Extract the complete data exactly as given.
===== Stored records =====
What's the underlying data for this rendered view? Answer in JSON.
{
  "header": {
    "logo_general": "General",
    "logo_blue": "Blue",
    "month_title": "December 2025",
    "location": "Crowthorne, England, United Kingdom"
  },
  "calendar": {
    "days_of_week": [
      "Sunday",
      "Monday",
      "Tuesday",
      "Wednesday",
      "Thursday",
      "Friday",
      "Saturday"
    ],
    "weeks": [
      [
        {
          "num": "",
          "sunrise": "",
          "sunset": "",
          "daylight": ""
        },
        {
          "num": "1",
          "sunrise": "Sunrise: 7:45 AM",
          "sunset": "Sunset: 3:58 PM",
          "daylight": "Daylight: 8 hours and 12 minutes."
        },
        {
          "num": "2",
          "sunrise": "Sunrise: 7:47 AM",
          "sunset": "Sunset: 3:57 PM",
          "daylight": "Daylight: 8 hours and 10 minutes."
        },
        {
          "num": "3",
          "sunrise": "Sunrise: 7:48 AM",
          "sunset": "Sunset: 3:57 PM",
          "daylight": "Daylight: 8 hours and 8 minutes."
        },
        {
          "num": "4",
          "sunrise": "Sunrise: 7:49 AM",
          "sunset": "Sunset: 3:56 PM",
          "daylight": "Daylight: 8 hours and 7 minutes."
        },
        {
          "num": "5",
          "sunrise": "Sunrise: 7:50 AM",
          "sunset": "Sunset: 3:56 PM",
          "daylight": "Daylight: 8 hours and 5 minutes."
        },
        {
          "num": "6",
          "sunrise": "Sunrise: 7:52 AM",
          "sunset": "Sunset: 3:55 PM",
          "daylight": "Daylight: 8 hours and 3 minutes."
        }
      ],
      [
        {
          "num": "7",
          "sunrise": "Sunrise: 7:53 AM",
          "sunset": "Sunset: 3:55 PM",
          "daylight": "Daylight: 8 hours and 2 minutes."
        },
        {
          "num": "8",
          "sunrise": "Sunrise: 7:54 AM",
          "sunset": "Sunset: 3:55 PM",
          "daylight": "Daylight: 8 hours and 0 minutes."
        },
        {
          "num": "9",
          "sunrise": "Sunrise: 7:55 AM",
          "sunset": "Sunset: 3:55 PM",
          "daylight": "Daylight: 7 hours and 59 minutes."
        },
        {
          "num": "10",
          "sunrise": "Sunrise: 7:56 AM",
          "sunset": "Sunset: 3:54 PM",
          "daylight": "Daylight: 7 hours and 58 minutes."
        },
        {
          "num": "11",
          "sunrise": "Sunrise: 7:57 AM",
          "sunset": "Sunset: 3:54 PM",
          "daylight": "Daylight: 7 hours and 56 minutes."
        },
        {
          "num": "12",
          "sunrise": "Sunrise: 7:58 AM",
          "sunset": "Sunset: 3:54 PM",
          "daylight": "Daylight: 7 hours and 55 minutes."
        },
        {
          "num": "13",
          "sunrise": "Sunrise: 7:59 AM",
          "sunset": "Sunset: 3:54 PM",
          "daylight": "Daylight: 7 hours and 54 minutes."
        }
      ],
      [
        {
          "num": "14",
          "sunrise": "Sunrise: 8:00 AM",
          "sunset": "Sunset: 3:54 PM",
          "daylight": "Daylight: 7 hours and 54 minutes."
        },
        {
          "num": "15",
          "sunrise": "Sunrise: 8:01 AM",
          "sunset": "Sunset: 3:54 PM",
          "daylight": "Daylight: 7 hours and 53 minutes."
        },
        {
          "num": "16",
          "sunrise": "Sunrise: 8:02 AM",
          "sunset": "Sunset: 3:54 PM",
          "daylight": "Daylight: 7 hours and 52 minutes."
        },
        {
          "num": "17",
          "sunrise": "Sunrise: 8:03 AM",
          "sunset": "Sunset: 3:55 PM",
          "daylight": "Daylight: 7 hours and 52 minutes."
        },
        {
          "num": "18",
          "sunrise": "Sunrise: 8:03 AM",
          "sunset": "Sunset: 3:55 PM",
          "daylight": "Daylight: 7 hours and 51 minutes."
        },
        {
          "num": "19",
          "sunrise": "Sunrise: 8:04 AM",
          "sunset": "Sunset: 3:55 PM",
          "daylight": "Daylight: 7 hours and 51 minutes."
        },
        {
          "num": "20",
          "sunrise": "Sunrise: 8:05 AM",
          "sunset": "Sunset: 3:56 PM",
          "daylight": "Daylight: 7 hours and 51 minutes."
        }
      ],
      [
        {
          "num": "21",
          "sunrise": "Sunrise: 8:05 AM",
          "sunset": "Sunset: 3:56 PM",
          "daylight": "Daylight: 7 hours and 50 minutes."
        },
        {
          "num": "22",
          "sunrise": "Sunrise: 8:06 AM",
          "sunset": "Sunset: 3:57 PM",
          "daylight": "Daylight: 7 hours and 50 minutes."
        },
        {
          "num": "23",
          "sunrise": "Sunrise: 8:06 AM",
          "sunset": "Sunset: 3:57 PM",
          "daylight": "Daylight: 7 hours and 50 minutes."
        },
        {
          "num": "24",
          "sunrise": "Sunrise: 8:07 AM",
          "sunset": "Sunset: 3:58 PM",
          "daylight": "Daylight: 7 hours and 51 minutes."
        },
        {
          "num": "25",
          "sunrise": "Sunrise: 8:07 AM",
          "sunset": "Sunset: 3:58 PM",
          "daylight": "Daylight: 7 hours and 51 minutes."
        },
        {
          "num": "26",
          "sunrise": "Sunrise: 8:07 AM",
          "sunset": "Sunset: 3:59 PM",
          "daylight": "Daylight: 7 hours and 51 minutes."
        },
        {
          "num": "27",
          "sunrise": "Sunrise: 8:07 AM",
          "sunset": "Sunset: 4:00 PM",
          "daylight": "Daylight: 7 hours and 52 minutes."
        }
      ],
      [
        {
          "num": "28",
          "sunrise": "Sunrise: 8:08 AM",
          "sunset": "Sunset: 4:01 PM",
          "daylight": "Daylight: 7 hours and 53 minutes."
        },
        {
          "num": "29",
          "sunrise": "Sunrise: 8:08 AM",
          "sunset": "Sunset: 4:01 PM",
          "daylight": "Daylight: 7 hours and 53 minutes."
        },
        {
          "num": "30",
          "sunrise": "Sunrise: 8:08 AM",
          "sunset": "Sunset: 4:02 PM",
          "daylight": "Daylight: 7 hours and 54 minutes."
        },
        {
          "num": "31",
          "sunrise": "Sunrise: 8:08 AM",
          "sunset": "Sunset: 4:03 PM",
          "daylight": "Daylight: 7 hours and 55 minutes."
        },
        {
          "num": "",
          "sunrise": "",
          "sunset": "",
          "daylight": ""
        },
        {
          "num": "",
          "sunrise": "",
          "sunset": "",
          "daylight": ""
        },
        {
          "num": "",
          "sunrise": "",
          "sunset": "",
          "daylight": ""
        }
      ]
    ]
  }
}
=====
> [Output of the exercise]:
What's the underlying data for this rendered view? Answer in JSON.
{
  "header": {
    "logo_general": "General",
    "logo_blue": "Blue",
    "month_title": "December 2025",
    "location": "Crowthorne, England, United Kingdom"
  },
  "calendar": {
    "days_of_week": [
      "Sunday",
      "Monday",
      "Tuesday",
      "Wednesday",
      "Thursday",
      "Friday",
      "Saturday"
    ],
    "weeks": [
      [
        {
          "num": "",
          "sunrise": "",
          "sunset": "",
          "daylight": ""
        },
        {
          "num": "1",
          "sunrise": "Sunrise: 7:45 AM",
          "sunset": "Sunset: 3:58 PM",
          "daylight": "Daylight: 8 hours and 12 minutes."
        },
        {
          "num": "2",
          "sunrise": "Sunrise: 7:47 AM",
          "sunset": "Sunset: 3:57 PM",
          "daylight": "Daylight: 8 hours and 10 minutes."
        },
        {
          "num": "3",
          "sunrise": "Sunrise: 7:48 AM",
          "sunset": "Sunset: 3:57 PM",
          "daylight": "Daylight: 8 hours and 8 minutes."
        },
        {
          "num": "4",
          "sunrise": "Sunrise: 7:49 AM",
          "sunset": "Sunset: 3:56 PM",
          "daylight": "Daylight: 8 hours and 7 minutes."
        },
        {
          "num": "5",
          "sunrise": "Sunrise: 7:50 AM",
          "sunset": "Sunset: 3:56 PM",
          "daylight": "Daylight: 8 hours and 5 minutes."
        },
        {
          "num": "6",
          "sunrise": "Sunrise: 7:52 AM",
          "sunset": "Sunset: 3:55 PM",
          "daylight": "Daylight: 8 hours and 3 minutes."
        }
      ],
      [
        {
          "num": "7",
          "sunrise": "Sunrise: 7:53 AM",
          "sunset": "Sunset: 3:55 PM",
          "daylight": "Daylight: 8 hours and 2 minutes."
        },
        {
          "num": "8",
          "sunrise": "Sunrise: 7:54 AM",
          "sunset": "Sunset: 3:55 PM",
          "daylight": "Daylight: 8 hours and 0 minutes."
        },
        {
          "num": "9",
          "sunrise": "Sunrise: 7:55 AM",
          "sunset": "Sunset: 3:55 PM",
          "daylight": "Daylight: 7 hours and 59 minutes."
        },
        {
          "num": "10",
          "sunrise": "Sunrise: 7:56 AM",
          "sunset": "Sunset: 3:54 PM",
          "daylight": "Daylight: 7 hours and 58 minutes."
        },
        {
          "num": "11",
          "sunrise": "Sunrise: 7:57 AM",
          "sunset": "Sunset: 3:54 PM",
          "daylight": "Daylight: 7 hours and 56 minutes."
        },
        {
          "num": "12",
          "sunrise": "Sunrise: 7:58 AM",
          "sunset": "Sunset: 3:54 PM",
          "daylight": "Daylight: 7 hours and 55 minutes."
        },
        {
          "num": "13",
          "sunrise": "Sunrise: 7:59 AM",
          "sunset": "Sunset: 3:54 PM",
          "daylight": "Daylight: 7 hours and 54 minutes."
        }
      ],
      [
        {
          "num": "14",
          "sunrise": "Sunrise: 8:00 AM",
          "sunset": "Sunset: 3:54 PM",
          "daylight": "Daylight: 7 hours and 54 minutes."
        },
        {
          "num": "15",
          "sunrise": "Sunrise: 8:01 AM",
          "sunset": "Sunset: 3:54 PM",
          "daylight": "Daylight: 7 hours and 53 minutes."
        },
        {
          "num": "16",
          "sunrise": "Sunrise: 8:02 AM",
          "sunset": "Sunset: 3:54 PM",
          "daylight": "Daylight: 7 hours and 52 minutes."
        },
        {
          "num": "17",
          "sunrise": "Sunrise: 8:03 AM",
          "sunset": "Sunset: 3:55 PM",
          "daylight": "Daylight: 7 hours and 52 minutes."
        },
        {
          "num": "18",
          "sunrise": "Sunrise: 8:03 AM",
          "sunset": "Sunset: 3:55 PM",
          "daylight": "Daylight: 7 hours and 51 minutes."
        },
        {
          "num": "19",
          "sunrise": "Sunrise: 8:04 AM",
          "sunset": "Sunset: 3:55 PM",
          "daylight": "Daylight: 7 hours and 51 minutes."
        },
        {
          "num": "20",
          "sunrise": "Sunrise: 8:05 AM",
          "sunset": "Sunset: 3:56 PM",
          "daylight": "Daylight: 7 hours and 51 minutes."
        }
      ],
      [
        {
          "num": "21",
          "sunrise": "Sunrise: 8:05 AM",
          "sunset": "Sunset: 3:56 PM",
          "daylight": "Daylight: 7 hours and 50 minutes."
        },
        {
          "num": "22",
          "sunrise": "Sunrise: 8:06 AM",
          "sunset": "Sunset: 3:57 PM",
          "daylight": "Daylight: 7 hours and 50 minutes."
        },
        {
          "num": "23",
          "sunrise": "Sunrise: 8:06 AM",
          "sunset": "Sunset: 3:57 PM",
          "daylight": "Daylight: 7 hours and 50 minutes."
        },
        {
          "num": "24",
          "sunrise": "Sunrise: 8:07 AM",
          "sunset": "Sunset: 3:58 PM",
          "daylight": "Daylight: 7 hours and 51 minutes."
        },
        {
          "num": "25",
          "sunrise": "Sunrise: 8:07 AM",
          "sunset": "Sunset: 3:58 PM",
          "daylight": "Daylight: 7 hours and 51 minutes."
        },
        {
          "num": "26",
          "sunrise": "Sunrise: 8:07 AM",
          "sunset": "Sunset: 3:59 PM",
          "daylight": "Daylight: 7 hours and 51 minutes."
        },
        {
          "num": "27",
          "sunrise": "Sunrise: 8:07 AM",
          "sunset": "Sunset: 4:00 PM",
          "daylight": "Daylight: 7 hours and 52 minutes."
        }
      ],
      [
        {
          "num": "28",
          "sunrise": "Sunrise: 8:08 AM",
          "sunset": "Sunset: 4:01 PM",
          "daylight": "Daylight: 7 hours and 53 minutes."
        },
        {
          "num": "29",
          "sunrise": "Sunrise: 8:08 AM",
          "sunset": "Sunset: 4:01 PM",
          "daylight": "Daylight: 7 hours and 53 minutes."
        },
        {
          "num": "30",
          "sunrise": "Sunrise: 8:08 AM",
          "sunset": "Sunset: 4:02 PM",
          "daylight": "Daylight: 7 hours and 54 minutes."
        },
        {
          "num": "31",
          "sunrise": "Sunrise: 8:08 AM",
          "sunset": "Sunset: 4:03 PM",
          "daylight": "Daylight: 7 hours and 55 minutes."
        },
        {
          "num": "",
          "sunrise": "",
          "sunset": "",
          "daylight": ""
        },
        {
          "num": "",
          "sunrise": "",
          "sunset": "",
          "daylight": ""
        },
        {
          "num": "",
          "sunrise": "",
          "sunset": "",
          "daylight": ""
        }
      ]
    ]
  }
}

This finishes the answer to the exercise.